- WHAT THE EXERCISE ASKS
In the data below, swap "floor-plan-page" for "floor-plan-sheet" and rewrite only the lines from the one with "svg-text:弱电: 弱电 xyxy=(258,187,267,194)" up to and including the one with "svg-text:储藏室: 储藏室 xyxy=(624,90,639,97)", leaving everything else unchanged.

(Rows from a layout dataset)
━━━━━━

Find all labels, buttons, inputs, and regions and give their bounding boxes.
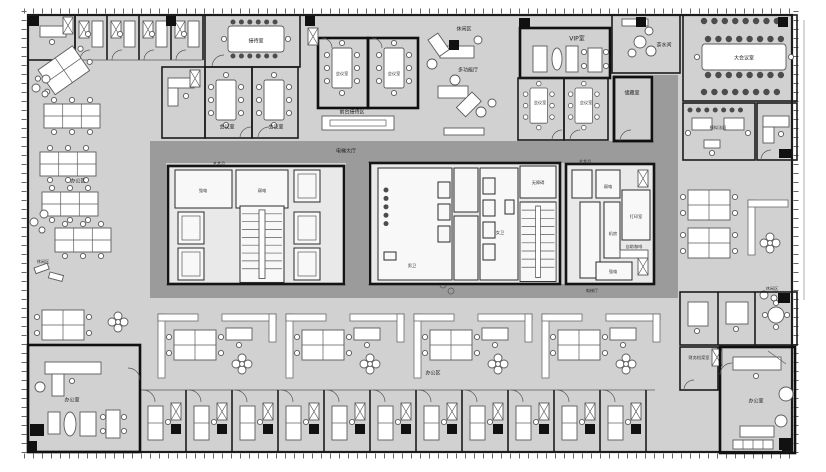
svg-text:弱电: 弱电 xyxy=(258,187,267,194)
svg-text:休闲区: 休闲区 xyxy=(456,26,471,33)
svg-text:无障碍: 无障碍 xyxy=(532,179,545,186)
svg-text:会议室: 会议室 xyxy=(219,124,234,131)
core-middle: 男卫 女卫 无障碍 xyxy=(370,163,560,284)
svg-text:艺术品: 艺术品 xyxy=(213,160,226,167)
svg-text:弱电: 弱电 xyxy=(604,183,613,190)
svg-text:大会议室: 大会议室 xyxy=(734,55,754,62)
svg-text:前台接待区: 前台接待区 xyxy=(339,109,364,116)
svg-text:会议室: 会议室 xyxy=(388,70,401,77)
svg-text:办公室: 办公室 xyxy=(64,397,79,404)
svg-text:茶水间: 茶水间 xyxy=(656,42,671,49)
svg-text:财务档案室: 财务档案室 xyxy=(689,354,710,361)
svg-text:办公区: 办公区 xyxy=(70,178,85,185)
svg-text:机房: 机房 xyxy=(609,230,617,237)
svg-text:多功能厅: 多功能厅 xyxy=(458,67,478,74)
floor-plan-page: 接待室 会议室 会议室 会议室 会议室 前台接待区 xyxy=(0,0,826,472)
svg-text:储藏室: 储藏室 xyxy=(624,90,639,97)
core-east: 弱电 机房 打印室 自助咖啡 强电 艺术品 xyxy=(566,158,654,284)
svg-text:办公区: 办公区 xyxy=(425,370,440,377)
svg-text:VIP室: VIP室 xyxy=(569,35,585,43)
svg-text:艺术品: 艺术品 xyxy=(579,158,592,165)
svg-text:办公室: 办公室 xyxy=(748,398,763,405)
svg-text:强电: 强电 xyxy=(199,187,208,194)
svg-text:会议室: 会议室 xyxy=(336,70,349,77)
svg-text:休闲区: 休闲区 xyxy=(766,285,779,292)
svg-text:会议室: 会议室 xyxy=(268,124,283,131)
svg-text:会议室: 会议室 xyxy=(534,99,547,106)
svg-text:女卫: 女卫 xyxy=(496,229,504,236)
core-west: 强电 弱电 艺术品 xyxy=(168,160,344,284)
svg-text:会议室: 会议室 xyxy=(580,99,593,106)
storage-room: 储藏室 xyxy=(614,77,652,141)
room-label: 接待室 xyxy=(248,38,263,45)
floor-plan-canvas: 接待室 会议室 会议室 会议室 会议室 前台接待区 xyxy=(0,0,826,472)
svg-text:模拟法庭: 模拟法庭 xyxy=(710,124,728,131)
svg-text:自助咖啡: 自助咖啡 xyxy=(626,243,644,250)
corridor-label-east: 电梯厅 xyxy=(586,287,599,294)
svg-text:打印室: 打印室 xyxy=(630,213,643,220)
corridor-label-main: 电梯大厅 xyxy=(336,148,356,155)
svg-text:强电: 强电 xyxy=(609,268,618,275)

━━━━━━

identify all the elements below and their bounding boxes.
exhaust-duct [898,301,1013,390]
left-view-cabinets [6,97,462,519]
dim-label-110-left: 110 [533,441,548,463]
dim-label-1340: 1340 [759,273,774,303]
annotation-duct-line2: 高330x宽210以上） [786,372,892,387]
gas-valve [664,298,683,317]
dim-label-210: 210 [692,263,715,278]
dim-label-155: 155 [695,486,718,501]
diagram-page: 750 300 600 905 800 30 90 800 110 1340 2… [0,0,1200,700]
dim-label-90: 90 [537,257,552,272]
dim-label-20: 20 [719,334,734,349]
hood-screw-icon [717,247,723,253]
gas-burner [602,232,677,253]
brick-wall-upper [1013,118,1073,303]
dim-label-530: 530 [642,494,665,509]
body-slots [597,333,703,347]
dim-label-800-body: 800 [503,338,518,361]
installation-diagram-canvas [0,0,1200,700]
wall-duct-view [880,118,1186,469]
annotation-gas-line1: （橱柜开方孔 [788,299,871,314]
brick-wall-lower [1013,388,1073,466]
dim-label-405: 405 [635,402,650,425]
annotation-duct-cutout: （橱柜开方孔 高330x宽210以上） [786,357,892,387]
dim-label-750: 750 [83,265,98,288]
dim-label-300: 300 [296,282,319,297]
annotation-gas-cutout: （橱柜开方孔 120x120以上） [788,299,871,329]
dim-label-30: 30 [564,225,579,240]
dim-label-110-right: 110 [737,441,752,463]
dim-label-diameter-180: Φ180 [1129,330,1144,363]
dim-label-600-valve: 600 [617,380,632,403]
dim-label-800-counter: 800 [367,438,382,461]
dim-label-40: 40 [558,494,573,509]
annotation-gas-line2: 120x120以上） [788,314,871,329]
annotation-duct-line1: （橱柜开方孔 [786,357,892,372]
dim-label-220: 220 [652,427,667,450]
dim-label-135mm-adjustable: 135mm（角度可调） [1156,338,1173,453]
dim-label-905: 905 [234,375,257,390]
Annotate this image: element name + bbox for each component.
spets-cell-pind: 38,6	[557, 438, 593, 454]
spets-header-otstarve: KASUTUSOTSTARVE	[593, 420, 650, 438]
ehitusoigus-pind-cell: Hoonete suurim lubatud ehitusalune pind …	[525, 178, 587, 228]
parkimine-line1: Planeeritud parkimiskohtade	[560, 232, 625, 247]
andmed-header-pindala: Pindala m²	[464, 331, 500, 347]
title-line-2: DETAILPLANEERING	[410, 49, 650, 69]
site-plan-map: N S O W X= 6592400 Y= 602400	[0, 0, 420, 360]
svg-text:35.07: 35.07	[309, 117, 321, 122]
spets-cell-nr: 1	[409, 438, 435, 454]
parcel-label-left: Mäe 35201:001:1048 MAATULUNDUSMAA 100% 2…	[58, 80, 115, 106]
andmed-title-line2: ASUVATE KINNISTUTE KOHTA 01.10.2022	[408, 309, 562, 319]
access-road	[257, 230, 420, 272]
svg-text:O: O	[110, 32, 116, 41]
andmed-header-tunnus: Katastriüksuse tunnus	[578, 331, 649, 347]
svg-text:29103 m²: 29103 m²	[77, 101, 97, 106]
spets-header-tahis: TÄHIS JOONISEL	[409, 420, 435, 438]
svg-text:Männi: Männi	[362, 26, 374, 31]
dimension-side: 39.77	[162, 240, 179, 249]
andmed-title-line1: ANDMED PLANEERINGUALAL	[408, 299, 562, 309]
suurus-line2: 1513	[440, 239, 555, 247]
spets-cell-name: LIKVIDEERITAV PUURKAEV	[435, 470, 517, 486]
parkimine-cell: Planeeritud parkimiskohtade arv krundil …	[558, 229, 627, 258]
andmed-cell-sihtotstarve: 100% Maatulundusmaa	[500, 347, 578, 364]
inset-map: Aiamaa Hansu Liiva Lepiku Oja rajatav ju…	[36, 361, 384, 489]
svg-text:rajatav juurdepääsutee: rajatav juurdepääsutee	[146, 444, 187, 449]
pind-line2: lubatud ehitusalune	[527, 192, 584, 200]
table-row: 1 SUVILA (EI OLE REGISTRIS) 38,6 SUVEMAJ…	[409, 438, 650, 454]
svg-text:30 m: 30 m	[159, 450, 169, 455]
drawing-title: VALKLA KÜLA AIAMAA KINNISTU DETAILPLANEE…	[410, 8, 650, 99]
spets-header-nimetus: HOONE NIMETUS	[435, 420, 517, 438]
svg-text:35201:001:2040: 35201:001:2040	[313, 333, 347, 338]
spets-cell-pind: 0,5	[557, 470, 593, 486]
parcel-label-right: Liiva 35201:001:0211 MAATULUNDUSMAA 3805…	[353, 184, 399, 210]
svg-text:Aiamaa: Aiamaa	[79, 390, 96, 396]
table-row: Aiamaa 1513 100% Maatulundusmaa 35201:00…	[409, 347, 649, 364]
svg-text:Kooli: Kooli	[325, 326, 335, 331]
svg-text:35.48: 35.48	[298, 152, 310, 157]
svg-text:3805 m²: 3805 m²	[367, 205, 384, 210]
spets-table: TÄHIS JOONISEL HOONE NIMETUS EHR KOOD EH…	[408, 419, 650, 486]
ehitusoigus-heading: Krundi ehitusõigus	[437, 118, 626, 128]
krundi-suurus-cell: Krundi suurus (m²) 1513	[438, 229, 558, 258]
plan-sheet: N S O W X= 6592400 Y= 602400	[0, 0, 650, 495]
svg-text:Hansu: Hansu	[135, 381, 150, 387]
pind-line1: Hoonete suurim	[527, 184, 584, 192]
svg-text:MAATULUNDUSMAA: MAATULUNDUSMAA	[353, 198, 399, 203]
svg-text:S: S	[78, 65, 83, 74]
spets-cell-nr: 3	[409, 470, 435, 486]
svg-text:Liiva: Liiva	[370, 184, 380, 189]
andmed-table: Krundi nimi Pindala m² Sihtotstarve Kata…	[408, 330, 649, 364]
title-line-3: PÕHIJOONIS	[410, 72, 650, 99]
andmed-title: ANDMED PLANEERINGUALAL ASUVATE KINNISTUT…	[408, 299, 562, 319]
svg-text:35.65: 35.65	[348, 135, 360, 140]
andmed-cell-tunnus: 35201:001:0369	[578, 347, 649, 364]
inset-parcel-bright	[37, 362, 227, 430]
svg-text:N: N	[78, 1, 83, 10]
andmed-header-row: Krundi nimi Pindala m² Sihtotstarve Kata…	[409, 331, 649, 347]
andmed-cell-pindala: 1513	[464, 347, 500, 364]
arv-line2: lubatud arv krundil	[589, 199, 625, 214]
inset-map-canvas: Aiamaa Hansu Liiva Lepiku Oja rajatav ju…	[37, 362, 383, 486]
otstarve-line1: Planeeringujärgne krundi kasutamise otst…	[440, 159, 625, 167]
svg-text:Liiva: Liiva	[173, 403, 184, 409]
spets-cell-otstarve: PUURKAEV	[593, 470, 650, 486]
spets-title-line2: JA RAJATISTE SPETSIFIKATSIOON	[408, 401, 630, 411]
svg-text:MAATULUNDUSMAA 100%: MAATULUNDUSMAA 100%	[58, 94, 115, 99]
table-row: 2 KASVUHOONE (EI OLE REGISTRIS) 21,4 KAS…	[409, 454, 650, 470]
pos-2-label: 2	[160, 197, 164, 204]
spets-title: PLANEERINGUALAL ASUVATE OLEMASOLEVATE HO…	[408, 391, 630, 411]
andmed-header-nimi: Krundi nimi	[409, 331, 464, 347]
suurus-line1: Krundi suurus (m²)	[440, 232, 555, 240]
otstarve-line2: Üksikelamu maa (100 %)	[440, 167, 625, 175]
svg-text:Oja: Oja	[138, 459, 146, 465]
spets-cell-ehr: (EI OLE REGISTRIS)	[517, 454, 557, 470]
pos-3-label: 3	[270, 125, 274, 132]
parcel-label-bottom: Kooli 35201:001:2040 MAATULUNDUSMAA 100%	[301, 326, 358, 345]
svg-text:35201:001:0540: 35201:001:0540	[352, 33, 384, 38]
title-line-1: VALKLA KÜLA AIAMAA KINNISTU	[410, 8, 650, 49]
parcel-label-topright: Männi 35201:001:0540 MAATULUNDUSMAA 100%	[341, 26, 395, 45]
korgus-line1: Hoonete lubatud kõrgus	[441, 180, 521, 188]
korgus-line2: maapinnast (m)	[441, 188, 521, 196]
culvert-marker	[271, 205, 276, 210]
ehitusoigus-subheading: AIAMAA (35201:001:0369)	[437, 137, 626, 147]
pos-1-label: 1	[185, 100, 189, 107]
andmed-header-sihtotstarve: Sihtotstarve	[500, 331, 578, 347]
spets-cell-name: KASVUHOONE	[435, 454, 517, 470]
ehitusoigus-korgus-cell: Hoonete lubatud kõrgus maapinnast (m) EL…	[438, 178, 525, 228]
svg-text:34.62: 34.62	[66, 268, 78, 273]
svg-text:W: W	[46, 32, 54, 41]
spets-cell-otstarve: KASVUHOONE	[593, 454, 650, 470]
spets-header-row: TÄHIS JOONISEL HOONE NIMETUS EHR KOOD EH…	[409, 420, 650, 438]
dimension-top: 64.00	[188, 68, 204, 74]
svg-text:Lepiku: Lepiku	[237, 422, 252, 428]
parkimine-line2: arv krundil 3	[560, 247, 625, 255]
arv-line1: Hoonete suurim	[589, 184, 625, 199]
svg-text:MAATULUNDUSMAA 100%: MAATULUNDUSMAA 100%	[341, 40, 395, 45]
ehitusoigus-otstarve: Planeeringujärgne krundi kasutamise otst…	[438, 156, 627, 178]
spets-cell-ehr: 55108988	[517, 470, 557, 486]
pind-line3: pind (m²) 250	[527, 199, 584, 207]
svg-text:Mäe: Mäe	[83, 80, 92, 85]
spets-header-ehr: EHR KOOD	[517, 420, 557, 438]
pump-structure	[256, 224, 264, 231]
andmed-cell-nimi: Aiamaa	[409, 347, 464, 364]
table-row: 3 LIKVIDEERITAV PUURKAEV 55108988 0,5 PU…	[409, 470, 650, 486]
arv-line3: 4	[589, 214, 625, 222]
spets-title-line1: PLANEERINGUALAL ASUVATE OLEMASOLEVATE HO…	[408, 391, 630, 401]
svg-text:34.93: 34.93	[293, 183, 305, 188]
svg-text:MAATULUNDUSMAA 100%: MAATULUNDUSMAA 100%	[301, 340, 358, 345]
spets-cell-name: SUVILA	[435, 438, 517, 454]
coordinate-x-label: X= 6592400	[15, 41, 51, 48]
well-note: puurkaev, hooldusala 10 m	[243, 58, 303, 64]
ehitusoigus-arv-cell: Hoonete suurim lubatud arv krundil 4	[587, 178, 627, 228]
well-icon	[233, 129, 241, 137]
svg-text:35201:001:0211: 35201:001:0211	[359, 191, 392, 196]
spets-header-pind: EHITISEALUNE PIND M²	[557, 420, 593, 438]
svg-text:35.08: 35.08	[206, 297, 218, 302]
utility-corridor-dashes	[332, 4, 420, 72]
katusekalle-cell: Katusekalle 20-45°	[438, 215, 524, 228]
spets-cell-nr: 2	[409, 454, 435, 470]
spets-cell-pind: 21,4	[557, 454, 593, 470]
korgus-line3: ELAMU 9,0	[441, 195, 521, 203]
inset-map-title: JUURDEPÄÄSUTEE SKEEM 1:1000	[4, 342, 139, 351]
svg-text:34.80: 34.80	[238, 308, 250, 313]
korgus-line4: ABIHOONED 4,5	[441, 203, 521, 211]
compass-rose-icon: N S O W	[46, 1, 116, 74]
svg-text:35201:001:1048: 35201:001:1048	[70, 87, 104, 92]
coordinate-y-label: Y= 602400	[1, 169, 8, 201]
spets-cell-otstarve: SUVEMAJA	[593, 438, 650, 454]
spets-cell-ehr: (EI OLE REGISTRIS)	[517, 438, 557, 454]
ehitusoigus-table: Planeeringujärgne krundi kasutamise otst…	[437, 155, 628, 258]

━━━━━━

- SOLUTION TO THE PROBLEM
svg-text:弱电: 弱电 xyxy=(258,187,267,194)
svg-text:休闲区: 休闲区 xyxy=(456,26,471,33)
svg-text:无障碍: 无障碍 xyxy=(532,179,545,186)
svg-text:会议室: 会议室 xyxy=(219,124,234,131)
core-middle: 男卫 女卫 无障碍 xyxy=(370,163,560,284)
svg-text:艺术品: 艺术品 xyxy=(213,160,226,167)
svg-text:弱电: 弱电 xyxy=(604,183,613,190)
svg-text:大会议室: 大会议室 xyxy=(734,55,754,62)
svg-text:前台接待区: 前台接待区 xyxy=(339,109,364,116)
svg-text:会议室: 会议室 xyxy=(388,70,401,77)
svg-text:办公室: 办公室 xyxy=(64,397,79,404)
svg-text:茶水间: 茶水间 xyxy=(656,42,671,49)
svg-text:财务档案室: 财务档案室 xyxy=(689,354,710,361)
svg-text:办公区: 办公区 xyxy=(70,178,85,185)
svg-text:机房: 机房 xyxy=(609,230,617,237)
svg-text:多功能厅: 多功能厅 xyxy=(458,67,478,74)
floor-plan-sheet: 接待室 会议室 会议室 会议室 会议室 前台接待区 xyxy=(0,0,826,472)
svg-text:储藏室: 储藏室 xyxy=(624,90,639,97)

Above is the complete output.